Aim of the task >>
Which lines in the records below mention the word "Förläggning"? Copy each one out.
══════════
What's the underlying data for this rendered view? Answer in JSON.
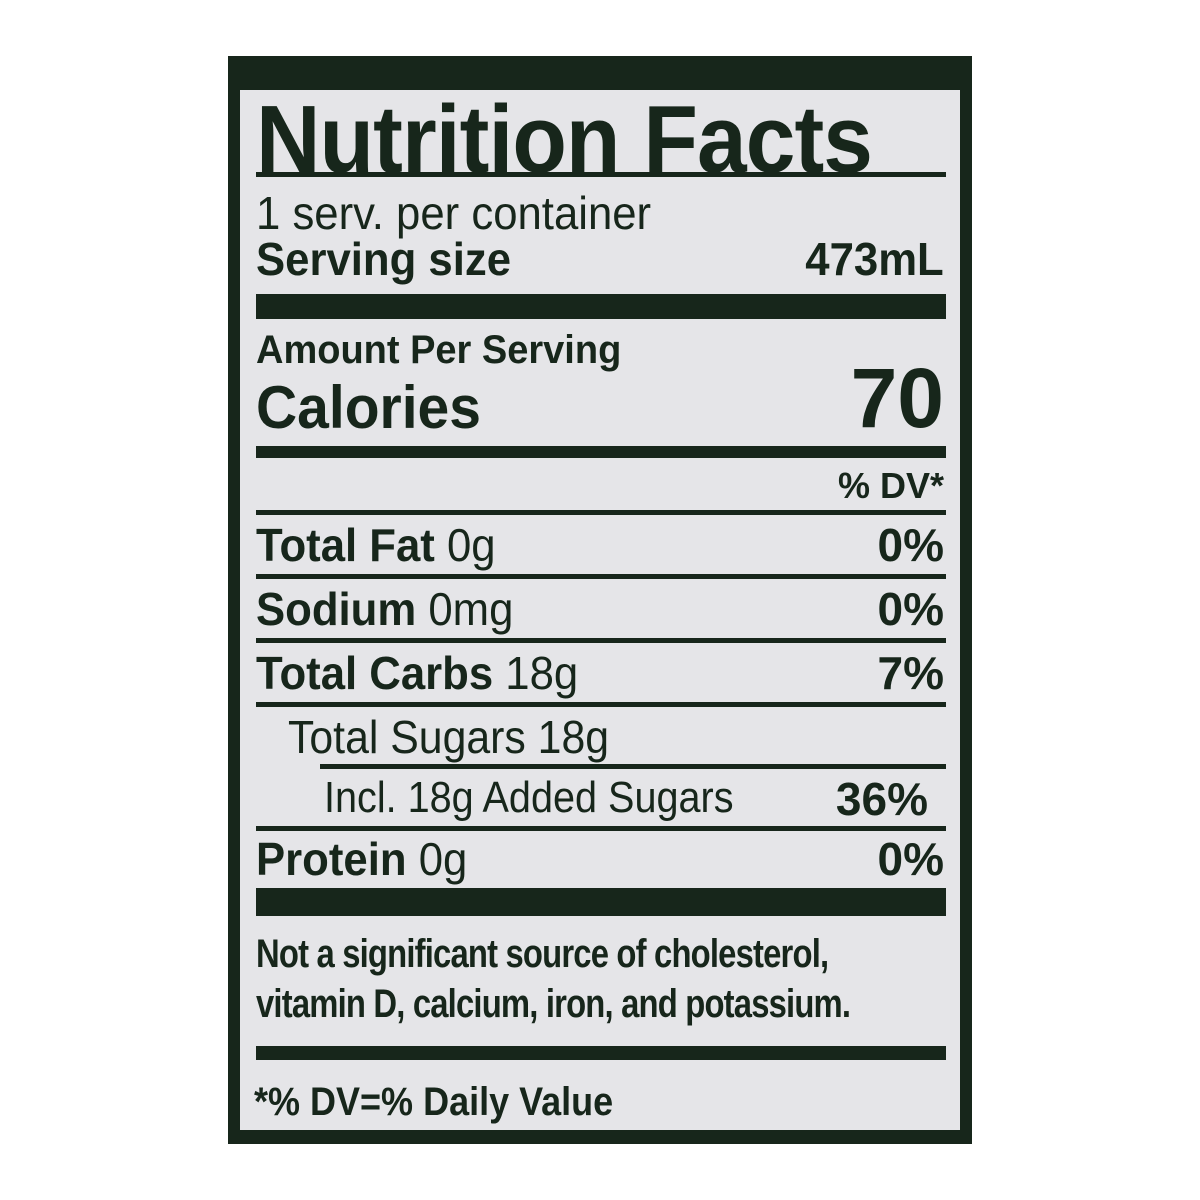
{
  "label": {
    "title": "Nutrition Facts",
    "servings_per_container": "1 serv. per container",
    "serving_size_label": "Serving size",
    "serving_size_value": "473mL",
    "amount_per_serving": "Amount Per Serving",
    "calories_label": "Calories",
    "calories_value": "70",
    "dv_header": "% DV*",
    "nutrients": [
      {
        "name": "Total Fat",
        "amount": "0g",
        "dv": "0%"
      },
      {
        "name": "Sodium",
        "amount": "0mg",
        "dv": "0%"
      },
      {
        "name": "Total Carbs",
        "amount": "18g",
        "dv": "7%"
      },
      {
        "name": "Total Sugars 18g",
        "amount": "",
        "dv": ""
      },
      {
        "name": "Incl. 18g Added Sugars",
        "amount": "",
        "dv": "36%"
      },
      {
        "name": "Protein",
        "amount": "0g",
        "dv": "0%"
      }
    ],
    "footnote_line1": "Not a significant source of cholesterol,",
    "footnote_line2": "vitamin D, calcium, iron, and potassium.",
    "dv_note": "*% DV=% Daily Value"
  },
  "colors": {
    "ink": "#17261b",
    "label_bg": "#e5e5e8"
  }
}
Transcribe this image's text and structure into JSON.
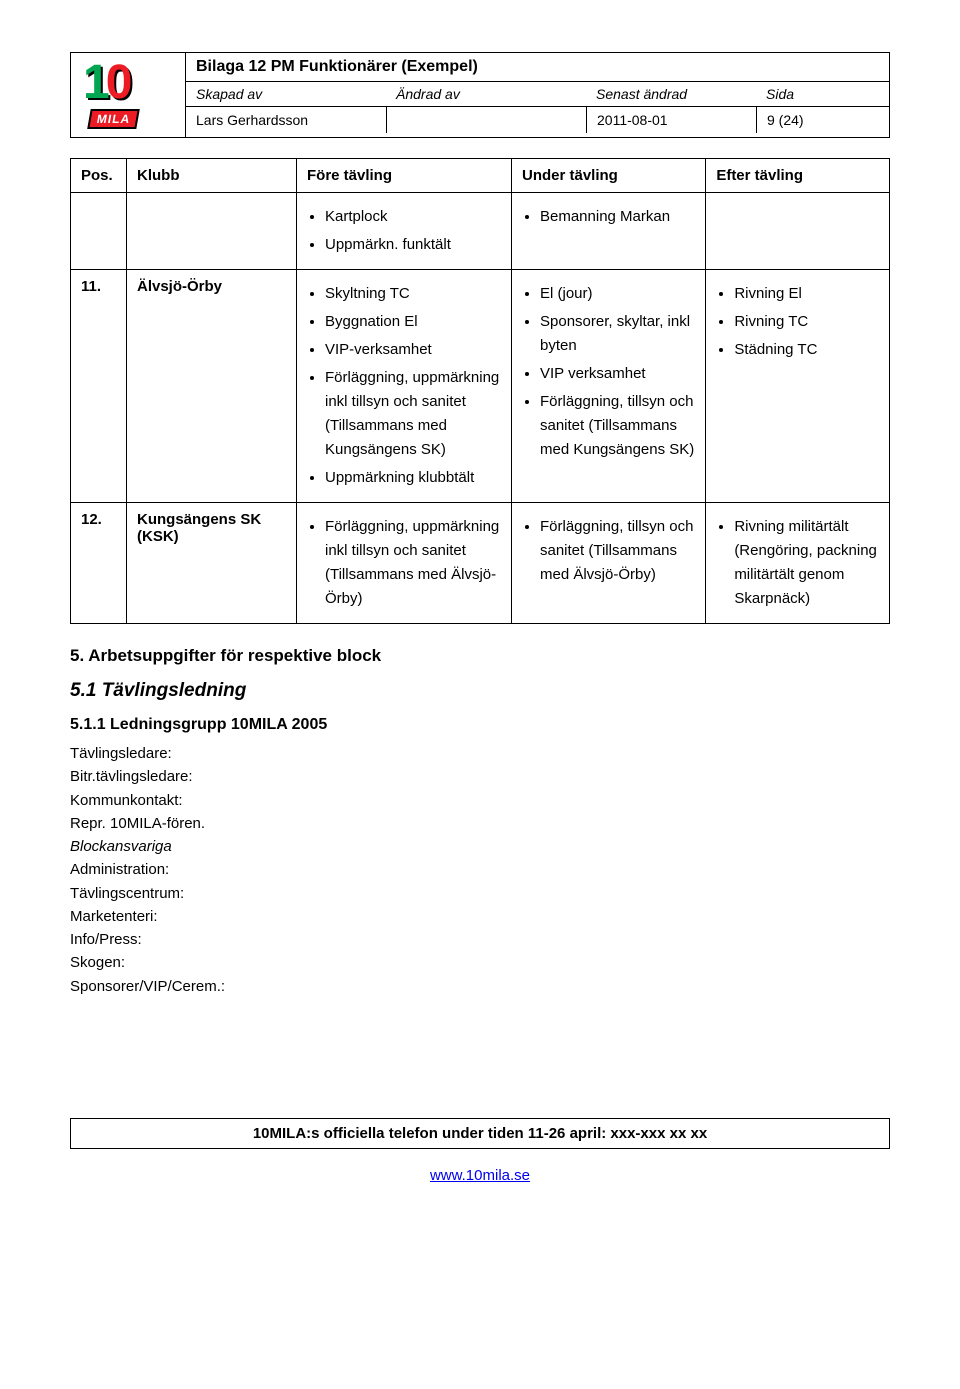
{
  "header": {
    "title": "Bilaga 12 PM Funktionärer (Exempel)",
    "labels": {
      "created_by": "Skapad av",
      "changed_by": "Ändrad av",
      "last_changed": "Senast ändrad",
      "page": "Sida"
    },
    "values": {
      "created_by": "Lars Gerhardsson",
      "changed_by": "",
      "last_changed": "2011-08-01",
      "page": "9 (24)"
    },
    "logo": {
      "one": "1",
      "zero": "0",
      "mila": "MILA"
    }
  },
  "table": {
    "headers": {
      "pos": "Pos.",
      "klubb": "Klubb",
      "fore": "Före tävling",
      "under": "Under tävling",
      "efter": "Efter tävling"
    },
    "rows": [
      {
        "pos": "",
        "klubb": "",
        "fore": [
          "Kartplock",
          "Uppmärkn. funktält"
        ],
        "under": [
          "Bemanning Markan"
        ],
        "efter": []
      },
      {
        "pos": "11.",
        "klubb": "Älvsjö-Örby",
        "fore": [
          "Skyltning TC",
          "Byggnation El",
          "VIP-verksamhet",
          "Förläggning, uppmärkning inkl tillsyn och sanitet (Tillsammans med Kungsängens SK)",
          "Uppmärkning klubbtält"
        ],
        "under": [
          "El (jour)",
          "Sponsorer, skyltar, inkl byten",
          "VIP verksamhet",
          "Förläggning, tillsyn och sanitet (Tillsammans med Kungsängens SK)"
        ],
        "efter": [
          "Rivning El",
          "Rivning TC",
          "Städning TC"
        ]
      },
      {
        "pos": "12.",
        "klubb": "Kungsängens SK (KSK)",
        "fore": [
          "Förläggning, uppmärkning inkl tillsyn och sanitet (Tillsammans med Älvsjö-Örby)"
        ],
        "under": [
          "Förläggning, tillsyn och sanitet (Tillsammans med Älvsjö-Örby)"
        ],
        "efter": [
          "Rivning militärtält (Rengöring, packning militärtält genom Skarpnäck)"
        ]
      }
    ]
  },
  "sections": {
    "h1": "5. Arbetsuppgifter för respektive block",
    "h2": "5.1       Tävlingsledning",
    "h3": "5.1.1    Ledningsgrupp 10MILA 2005",
    "lines": [
      {
        "text": "Tävlingsledare:",
        "italic": false
      },
      {
        "text": "Bitr.tävlingsledare:",
        "italic": false
      },
      {
        "text": "Kommunkontakt:",
        "italic": false
      },
      {
        "text": "Repr. 10MILA-fören.",
        "italic": false
      },
      {
        "text": "Blockansvariga",
        "italic": true
      },
      {
        "text": "Administration:",
        "italic": false
      },
      {
        "text": "Tävlingscentrum:",
        "italic": false
      },
      {
        "text": "Marketenteri:",
        "italic": false
      },
      {
        "text": "Info/Press:",
        "italic": false
      },
      {
        "text": "Skogen:",
        "italic": false
      },
      {
        "text": "Sponsorer/VIP/Cerem.:",
        "italic": false
      }
    ]
  },
  "footer": {
    "box": "10MILA:s officiella telefon under tiden 11-26 april: xxx-xxx xx xx",
    "link": "www.10mila.se"
  }
}
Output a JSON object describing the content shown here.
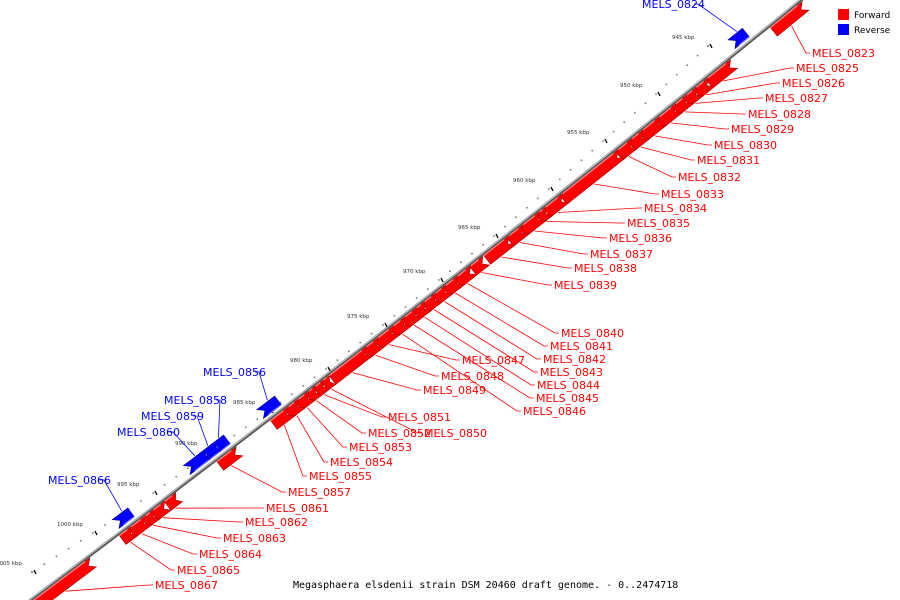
{
  "caption": "Megasphaera elsdenii strain DSM 20460 draft genome. - 0..2474718",
  "legend": [
    {
      "name": "Forward",
      "color": "#ff0000"
    },
    {
      "name": "Reverse",
      "color": "#0000ff"
    }
  ],
  "colors": {
    "forward": "#ff0000",
    "reverse": "#0000ff",
    "backbone": "#808080",
    "leader": "#ff0000"
  },
  "ticks": [
    {
      "label": "945 kbp",
      "kbp": 945
    },
    {
      "label": "950 kbp",
      "kbp": 950
    },
    {
      "label": "955 kbp",
      "kbp": 955
    },
    {
      "label": "960 kbp",
      "kbp": 960
    },
    {
      "label": "965 kbp",
      "kbp": 965
    },
    {
      "label": "970 kbp",
      "kbp": 970
    },
    {
      "label": "975 kbp",
      "kbp": 975
    },
    {
      "label": "980 kbp",
      "kbp": 980
    },
    {
      "label": "985 kbp",
      "kbp": 985
    },
    {
      "label": "990 kbp",
      "kbp": 990
    },
    {
      "label": "995 kbp",
      "kbp": 995
    },
    {
      "label": "1000 kbp",
      "kbp": 1000
    },
    {
      "label": "1005 kbp",
      "kbp": 1005
    }
  ],
  "features": [
    {
      "name": "MELS_0823",
      "strand": "forward"
    },
    {
      "name": "MELS_0824",
      "strand": "reverse"
    },
    {
      "name": "MELS_0825",
      "strand": "forward"
    },
    {
      "name": "MELS_0826",
      "strand": "forward"
    },
    {
      "name": "MELS_0827",
      "strand": "forward"
    },
    {
      "name": "MELS_0828",
      "strand": "forward"
    },
    {
      "name": "MELS_0829",
      "strand": "forward"
    },
    {
      "name": "MELS_0830",
      "strand": "forward"
    },
    {
      "name": "MELS_0831",
      "strand": "forward"
    },
    {
      "name": "MELS_0832",
      "strand": "forward"
    },
    {
      "name": "MELS_0833",
      "strand": "forward"
    },
    {
      "name": "MELS_0834",
      "strand": "forward"
    },
    {
      "name": "MELS_0835",
      "strand": "forward"
    },
    {
      "name": "MELS_0836",
      "strand": "forward"
    },
    {
      "name": "MELS_0837",
      "strand": "forward"
    },
    {
      "name": "MELS_0838",
      "strand": "forward"
    },
    {
      "name": "MELS_0839",
      "strand": "forward"
    },
    {
      "name": "MELS_0840",
      "strand": "forward"
    },
    {
      "name": "MELS_0841",
      "strand": "forward"
    },
    {
      "name": "MELS_0842",
      "strand": "forward"
    },
    {
      "name": "MELS_0843",
      "strand": "forward"
    },
    {
      "name": "MELS_0844",
      "strand": "forward"
    },
    {
      "name": "MELS_0845",
      "strand": "forward"
    },
    {
      "name": "MELS_0846",
      "strand": "forward"
    },
    {
      "name": "MELS_0847",
      "strand": "forward"
    },
    {
      "name": "MELS_0848",
      "strand": "forward"
    },
    {
      "name": "MELS_0849",
      "strand": "forward"
    },
    {
      "name": "MELS_0850",
      "strand": "forward"
    },
    {
      "name": "MELS_0851",
      "strand": "forward"
    },
    {
      "name": "MELS_0852",
      "strand": "forward"
    },
    {
      "name": "MELS_0853",
      "strand": "forward"
    },
    {
      "name": "MELS_0854",
      "strand": "forward"
    },
    {
      "name": "MELS_0855",
      "strand": "forward"
    },
    {
      "name": "MELS_0856",
      "strand": "reverse"
    },
    {
      "name": "MELS_0857",
      "strand": "forward"
    },
    {
      "name": "MELS_0858",
      "strand": "reverse"
    },
    {
      "name": "MELS_0859",
      "strand": "reverse"
    },
    {
      "name": "MELS_0860",
      "strand": "reverse"
    },
    {
      "name": "MELS_0861",
      "strand": "forward"
    },
    {
      "name": "MELS_0862",
      "strand": "forward"
    },
    {
      "name": "MELS_0863",
      "strand": "forward"
    },
    {
      "name": "MELS_0864",
      "strand": "forward"
    },
    {
      "name": "MELS_0865",
      "strand": "forward"
    },
    {
      "name": "MELS_0866",
      "strand": "reverse"
    },
    {
      "name": "MELS_0867",
      "strand": "forward"
    }
  ]
}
══════════
Your solution >>
          "Förläggning, uppmärkning inkl tillsyn och sanitet (Tillsammans med Kungsängens SK)",
          "Förläggning, tillsyn och sanitet (Tillsammans med Kungsängens SK)"
          "Förläggning, uppmärkning inkl tillsyn och sanitet (Tillsammans med Älvsjö-Örby)"
          "Förläggning, tillsyn och sanitet (Tillsammans med Älvsjö-Örby)"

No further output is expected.